## Exercise
Copy out every line exactly as given.

[Records from a data collection]
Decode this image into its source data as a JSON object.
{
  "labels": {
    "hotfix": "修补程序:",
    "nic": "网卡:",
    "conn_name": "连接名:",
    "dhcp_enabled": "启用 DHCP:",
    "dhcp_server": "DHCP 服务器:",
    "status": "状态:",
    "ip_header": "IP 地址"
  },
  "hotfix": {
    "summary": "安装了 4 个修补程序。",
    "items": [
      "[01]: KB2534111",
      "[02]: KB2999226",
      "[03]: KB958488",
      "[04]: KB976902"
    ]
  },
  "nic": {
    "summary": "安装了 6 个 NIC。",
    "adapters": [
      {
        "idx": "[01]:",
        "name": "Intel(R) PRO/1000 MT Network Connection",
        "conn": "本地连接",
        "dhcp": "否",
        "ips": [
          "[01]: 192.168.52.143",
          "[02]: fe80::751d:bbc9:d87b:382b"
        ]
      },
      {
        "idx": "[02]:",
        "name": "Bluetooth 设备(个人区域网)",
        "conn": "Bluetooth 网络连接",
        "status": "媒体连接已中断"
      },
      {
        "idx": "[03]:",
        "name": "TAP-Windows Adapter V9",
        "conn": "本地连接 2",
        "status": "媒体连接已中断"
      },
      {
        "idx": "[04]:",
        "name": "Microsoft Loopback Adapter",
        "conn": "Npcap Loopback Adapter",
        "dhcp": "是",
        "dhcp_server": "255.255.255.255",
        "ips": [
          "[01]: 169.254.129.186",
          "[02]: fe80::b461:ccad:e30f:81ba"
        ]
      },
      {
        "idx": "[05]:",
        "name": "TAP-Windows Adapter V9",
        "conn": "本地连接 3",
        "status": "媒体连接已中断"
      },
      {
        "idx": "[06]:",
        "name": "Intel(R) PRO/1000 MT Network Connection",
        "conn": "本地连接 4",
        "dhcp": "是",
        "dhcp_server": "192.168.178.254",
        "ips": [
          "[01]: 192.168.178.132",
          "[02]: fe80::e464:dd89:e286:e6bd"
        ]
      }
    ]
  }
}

## Response to this exercise
Decode this image into its source data as a JSON object.
{
  "labels": {
    "hotfix": "修补程序:",
    "nic": "网卡:",
    "conn_name": "连接名:",
    "dhcp_enabled": "启用 DHCP:",
    "dhcp_server": "DHCP 服务器:",
    "status": "状态:",
    "ip_header": "IP 地址"
  },
  "hotfix": {
    "summary": "安装了 4 个修补程序。",
    "items": [
      "[01]: KB2534111",
      "[02]: KB2999226",
      "[03]: KB958488",
      "[04]: KB976902"
    ]
  },
  "nic": {
    "summary": "安装了 6 个 NIC。",
    "adapters": [
      {
        "idx": "[01]:",
        "name": "Intel(R) PRO/1000 MT Network Connection",
        "conn": "本地连接",
        "dhcp": "否",
        "ips": [
          "[01]: 192.168.52.143",
          "[02]: fe80::751d:bbc9:d87b:382b"
        ]
      },
      {
        "idx": "[02]:",
        "name": "Bluetooth 设备(个人区域网)",
        "conn": "Bluetooth 网络连接",
        "status": "媒体连接已中断"
      },
      {
        "idx": "[03]:",
        "name": "TAP-Windows Adapter V9",
        "conn": "本地连接 2",
        "status": "媒体连接已中断"
      },
      {
        "idx": "[04]:",
        "name": "Microsoft Loopback Adapter",
        "conn": "Npcap Loopback Adapter",
        "dhcp": "是",
        "dhcp_server": "255.255.255.255",
        "ips": [
          "[01]: 169.254.129.186",
          "[02]: fe80::b461:ccad:e30f:81ba"
        ]
      },
      {
        "idx": "[05]:",
        "name": "TAP-Windows Adapter V9",
        "conn": "本地连接 3",
        "status": "媒体连接已中断"
      },
      {
        "idx": "[06]:",
        "name": "Intel(R) PRO/1000 MT Network Connection",
        "conn": "本地连接 4",
        "dhcp": "是",
        "dhcp_server": "192.168.178.254",
        "ips": [
          "[01]: 192.168.178.132",
          "[02]: fe80::e464:dd89:e286:e6bd"
        ]
      }
    ]
  }
}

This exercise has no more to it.